> Problem statement
Using the listing below, output only the lines from the one that contains "Convert this screenshot" through the one that contains "Parse this screenshot: output", inclusive, exactly as given and without images.

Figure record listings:
* * * * * * * * *

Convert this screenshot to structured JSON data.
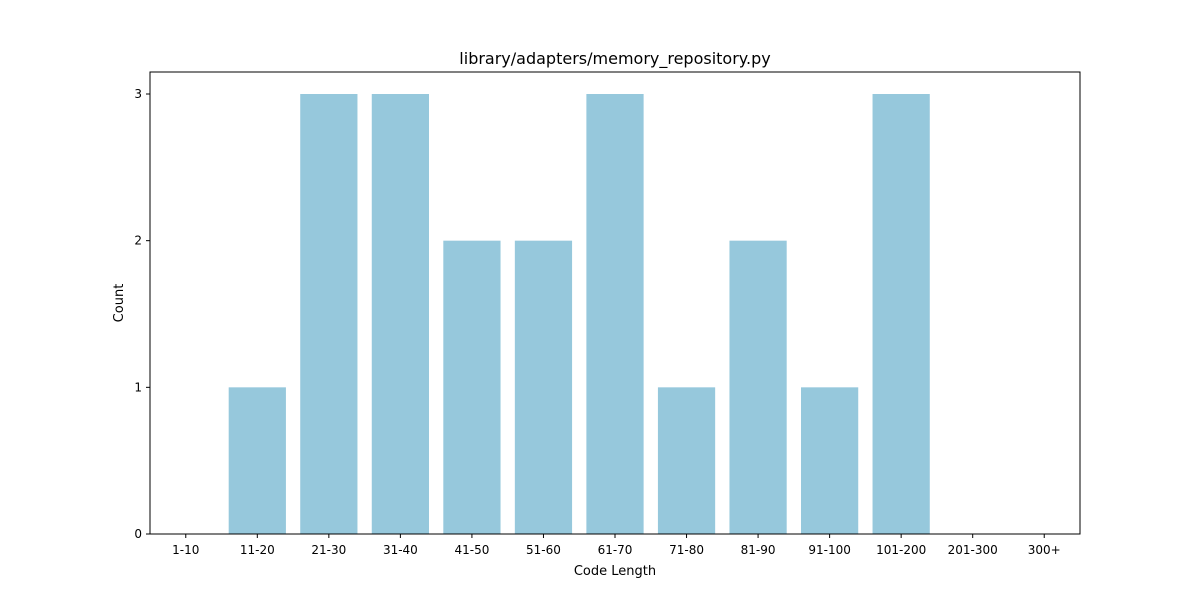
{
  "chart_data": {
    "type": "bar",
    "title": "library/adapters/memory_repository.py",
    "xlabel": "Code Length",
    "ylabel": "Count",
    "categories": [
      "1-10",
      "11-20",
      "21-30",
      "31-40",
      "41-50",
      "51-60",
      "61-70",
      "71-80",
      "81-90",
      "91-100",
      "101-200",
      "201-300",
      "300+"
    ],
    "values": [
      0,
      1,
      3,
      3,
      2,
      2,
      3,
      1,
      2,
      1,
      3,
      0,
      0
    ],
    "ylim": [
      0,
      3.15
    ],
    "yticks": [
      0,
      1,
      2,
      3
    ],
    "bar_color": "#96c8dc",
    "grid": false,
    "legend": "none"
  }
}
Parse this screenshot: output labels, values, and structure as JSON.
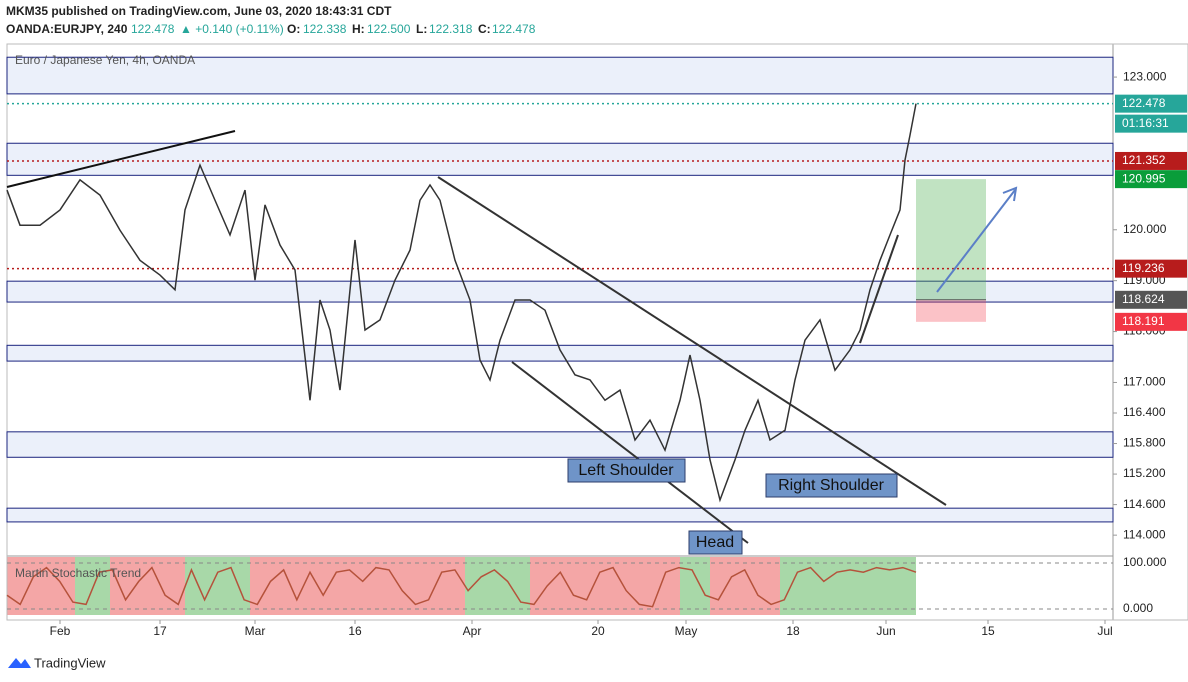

* * * * * * * * *

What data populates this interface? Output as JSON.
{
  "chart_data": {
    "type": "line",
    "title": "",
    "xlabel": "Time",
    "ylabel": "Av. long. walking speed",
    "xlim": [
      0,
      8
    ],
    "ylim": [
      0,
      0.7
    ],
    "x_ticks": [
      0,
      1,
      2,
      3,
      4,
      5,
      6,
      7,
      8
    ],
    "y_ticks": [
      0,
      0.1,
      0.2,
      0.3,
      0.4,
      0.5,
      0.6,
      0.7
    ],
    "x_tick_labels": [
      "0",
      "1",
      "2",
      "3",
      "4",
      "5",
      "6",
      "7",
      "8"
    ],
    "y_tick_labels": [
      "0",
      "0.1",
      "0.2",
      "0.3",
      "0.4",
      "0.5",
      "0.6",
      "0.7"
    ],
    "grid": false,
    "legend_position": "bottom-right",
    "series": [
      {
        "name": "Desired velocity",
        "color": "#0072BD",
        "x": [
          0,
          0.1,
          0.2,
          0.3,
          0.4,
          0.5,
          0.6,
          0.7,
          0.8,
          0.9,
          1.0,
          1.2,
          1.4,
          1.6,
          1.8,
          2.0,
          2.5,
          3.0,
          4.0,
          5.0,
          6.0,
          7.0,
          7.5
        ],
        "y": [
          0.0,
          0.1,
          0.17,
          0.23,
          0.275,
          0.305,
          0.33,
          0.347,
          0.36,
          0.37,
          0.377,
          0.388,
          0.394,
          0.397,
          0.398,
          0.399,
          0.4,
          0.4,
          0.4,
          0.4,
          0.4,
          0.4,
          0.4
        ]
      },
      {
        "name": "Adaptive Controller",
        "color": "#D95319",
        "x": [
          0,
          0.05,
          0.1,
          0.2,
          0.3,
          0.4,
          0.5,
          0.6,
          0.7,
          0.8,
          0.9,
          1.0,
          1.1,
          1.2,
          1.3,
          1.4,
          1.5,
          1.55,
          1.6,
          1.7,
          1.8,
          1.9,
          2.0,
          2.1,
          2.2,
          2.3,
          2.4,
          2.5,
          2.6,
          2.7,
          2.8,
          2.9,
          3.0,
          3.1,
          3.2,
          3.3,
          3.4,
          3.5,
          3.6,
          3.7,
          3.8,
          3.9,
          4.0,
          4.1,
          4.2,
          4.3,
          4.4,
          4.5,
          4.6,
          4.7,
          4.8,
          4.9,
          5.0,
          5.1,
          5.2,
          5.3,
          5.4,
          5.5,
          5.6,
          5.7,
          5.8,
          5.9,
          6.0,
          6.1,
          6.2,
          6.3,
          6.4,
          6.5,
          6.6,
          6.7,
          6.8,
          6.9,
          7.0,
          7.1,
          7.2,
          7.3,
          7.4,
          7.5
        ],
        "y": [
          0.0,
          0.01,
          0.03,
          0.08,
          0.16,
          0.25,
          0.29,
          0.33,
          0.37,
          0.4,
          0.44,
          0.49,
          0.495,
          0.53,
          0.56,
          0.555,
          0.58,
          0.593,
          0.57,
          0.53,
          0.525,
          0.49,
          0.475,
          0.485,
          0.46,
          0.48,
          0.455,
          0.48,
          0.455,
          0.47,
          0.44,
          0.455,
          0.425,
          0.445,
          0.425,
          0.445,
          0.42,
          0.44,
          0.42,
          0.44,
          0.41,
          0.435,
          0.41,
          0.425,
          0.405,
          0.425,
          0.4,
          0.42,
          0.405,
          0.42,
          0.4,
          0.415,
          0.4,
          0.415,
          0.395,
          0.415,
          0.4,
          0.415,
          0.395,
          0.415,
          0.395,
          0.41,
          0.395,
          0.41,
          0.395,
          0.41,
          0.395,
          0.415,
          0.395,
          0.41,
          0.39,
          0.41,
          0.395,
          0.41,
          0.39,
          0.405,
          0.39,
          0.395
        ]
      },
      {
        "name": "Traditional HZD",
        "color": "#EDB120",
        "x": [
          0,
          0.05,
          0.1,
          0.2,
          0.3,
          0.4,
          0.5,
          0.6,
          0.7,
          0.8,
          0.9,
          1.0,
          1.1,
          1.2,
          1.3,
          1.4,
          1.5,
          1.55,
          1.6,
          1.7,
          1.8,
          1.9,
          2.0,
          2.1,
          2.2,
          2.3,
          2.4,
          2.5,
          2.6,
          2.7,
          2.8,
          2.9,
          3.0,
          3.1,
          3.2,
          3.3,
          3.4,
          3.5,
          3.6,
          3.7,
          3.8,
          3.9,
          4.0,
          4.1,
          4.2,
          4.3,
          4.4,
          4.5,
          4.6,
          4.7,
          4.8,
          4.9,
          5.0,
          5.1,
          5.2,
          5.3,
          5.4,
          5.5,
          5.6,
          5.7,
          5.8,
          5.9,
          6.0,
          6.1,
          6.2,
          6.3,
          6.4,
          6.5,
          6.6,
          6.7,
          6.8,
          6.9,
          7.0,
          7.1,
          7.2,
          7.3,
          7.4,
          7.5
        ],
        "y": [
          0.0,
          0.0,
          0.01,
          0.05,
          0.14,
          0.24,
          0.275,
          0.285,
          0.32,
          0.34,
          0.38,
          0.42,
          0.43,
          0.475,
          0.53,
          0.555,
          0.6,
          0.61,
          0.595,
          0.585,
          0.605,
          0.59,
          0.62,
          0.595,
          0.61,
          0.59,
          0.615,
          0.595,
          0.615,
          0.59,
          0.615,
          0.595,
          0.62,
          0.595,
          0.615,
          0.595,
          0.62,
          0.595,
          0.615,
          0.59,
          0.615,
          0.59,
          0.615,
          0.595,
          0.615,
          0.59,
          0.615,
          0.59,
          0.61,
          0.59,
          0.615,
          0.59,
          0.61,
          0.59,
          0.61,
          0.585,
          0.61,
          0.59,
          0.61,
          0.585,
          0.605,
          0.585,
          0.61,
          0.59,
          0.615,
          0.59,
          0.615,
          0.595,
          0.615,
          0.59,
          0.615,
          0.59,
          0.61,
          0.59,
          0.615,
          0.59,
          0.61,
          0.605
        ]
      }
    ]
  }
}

* * * * * * * * *

> Solved exercise
Convert this screenshot to structured JSON data.
{
  "chart_data": {
    "type": "bar",
    "title": "library/adapters/memory_repository.py",
    "xlabel": "Code Length",
    "ylabel": "Count",
    "categories": [
      "1-10",
      "11-20",
      "21-30",
      "31-40",
      "41-50",
      "51-60",
      "61-70",
      "71-80",
      "81-90",
      "91-100",
      "101-200",
      "201-300",
      "300+"
    ],
    "values": [
      0,
      1,
      3,
      3,
      2,
      2,
      3,
      1,
      2,
      1,
      3,
      0,
      0
    ],
    "ylim": [
      0,
      3.15
    ],
    "yticks": [
      0,
      1,
      2,
      3
    ],
    "bar_color": "#96c8dc",
    "grid": false,
    "legend": "none"
  }
}
Parse this screenshot: output labels, values, and structure as JSON.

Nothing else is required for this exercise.